* begin *

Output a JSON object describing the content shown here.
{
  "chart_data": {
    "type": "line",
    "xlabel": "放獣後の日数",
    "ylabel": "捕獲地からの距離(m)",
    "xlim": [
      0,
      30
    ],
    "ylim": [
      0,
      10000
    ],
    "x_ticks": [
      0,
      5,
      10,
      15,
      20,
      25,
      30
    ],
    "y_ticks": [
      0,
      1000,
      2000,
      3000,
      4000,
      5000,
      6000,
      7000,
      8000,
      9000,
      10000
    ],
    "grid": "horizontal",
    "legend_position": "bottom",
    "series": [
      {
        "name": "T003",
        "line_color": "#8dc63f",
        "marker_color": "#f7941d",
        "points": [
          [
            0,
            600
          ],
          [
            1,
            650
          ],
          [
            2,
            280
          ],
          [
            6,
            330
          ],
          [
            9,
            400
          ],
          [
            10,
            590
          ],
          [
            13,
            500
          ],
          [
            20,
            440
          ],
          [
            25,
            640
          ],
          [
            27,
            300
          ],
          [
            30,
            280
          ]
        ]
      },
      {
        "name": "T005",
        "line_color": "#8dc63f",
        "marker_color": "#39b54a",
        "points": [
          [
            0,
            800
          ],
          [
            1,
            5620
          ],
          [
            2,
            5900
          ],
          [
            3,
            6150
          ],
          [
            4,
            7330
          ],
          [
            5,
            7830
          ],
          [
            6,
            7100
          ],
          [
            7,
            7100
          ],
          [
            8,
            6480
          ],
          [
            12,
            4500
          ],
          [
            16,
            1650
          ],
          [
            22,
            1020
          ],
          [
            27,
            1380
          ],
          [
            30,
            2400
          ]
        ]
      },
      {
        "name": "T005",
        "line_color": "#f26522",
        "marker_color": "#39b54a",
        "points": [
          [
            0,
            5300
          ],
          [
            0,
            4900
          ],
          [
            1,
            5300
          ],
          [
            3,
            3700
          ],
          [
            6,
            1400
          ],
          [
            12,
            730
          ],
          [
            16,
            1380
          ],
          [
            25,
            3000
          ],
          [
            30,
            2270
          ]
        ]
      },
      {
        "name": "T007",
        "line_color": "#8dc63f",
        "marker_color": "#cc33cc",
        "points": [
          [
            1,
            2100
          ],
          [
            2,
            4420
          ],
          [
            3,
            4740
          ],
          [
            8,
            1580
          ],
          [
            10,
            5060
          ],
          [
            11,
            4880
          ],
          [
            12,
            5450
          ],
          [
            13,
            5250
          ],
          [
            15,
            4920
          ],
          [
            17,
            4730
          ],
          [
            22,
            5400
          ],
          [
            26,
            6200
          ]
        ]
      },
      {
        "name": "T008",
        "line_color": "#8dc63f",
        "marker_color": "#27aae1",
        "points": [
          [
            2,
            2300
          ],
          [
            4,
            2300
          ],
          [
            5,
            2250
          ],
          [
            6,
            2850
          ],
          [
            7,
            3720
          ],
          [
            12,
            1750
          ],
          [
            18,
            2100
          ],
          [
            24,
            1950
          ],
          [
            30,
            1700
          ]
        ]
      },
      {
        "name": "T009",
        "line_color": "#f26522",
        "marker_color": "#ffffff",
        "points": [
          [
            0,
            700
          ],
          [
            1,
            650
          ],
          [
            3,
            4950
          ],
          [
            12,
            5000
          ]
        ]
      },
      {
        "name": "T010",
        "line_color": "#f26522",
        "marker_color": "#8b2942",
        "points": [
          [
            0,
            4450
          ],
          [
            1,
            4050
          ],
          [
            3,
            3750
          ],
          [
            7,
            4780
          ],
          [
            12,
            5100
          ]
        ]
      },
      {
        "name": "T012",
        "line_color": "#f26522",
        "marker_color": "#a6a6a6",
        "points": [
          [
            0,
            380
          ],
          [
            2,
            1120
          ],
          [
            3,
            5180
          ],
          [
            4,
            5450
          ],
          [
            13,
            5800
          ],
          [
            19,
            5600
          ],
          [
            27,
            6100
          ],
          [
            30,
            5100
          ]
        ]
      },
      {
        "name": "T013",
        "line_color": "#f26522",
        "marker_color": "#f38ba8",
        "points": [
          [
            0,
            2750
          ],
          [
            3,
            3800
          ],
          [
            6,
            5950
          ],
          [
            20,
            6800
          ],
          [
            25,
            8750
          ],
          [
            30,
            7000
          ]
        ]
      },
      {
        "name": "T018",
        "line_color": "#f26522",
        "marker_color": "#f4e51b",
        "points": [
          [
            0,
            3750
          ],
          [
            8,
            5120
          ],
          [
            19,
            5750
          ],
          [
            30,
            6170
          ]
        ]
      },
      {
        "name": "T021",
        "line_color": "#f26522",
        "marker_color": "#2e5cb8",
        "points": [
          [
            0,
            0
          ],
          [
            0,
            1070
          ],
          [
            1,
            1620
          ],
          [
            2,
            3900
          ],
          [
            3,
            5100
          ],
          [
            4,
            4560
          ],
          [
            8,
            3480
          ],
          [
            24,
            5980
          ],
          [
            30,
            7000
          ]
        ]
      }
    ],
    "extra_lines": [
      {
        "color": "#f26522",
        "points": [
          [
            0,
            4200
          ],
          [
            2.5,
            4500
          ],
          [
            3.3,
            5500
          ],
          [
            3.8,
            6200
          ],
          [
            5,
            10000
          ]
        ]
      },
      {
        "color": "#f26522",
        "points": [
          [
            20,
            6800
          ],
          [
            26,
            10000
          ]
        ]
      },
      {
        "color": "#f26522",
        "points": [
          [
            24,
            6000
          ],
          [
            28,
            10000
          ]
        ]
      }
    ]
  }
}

* end *

WHAT THE EXERCISE ASKS >> Lines of the material that contain the word "name" are to be gathered.

THE COMPLETED TASK >>
        "name": "T003",
        "name": "T005",
        "name": "T005",
        "name": "T007",
        "name": "T008",
        "name": "T009",
        "name": "T010",
        "name": "T012",
        "name": "T013",
        "name": "T018",
        "name": "T021",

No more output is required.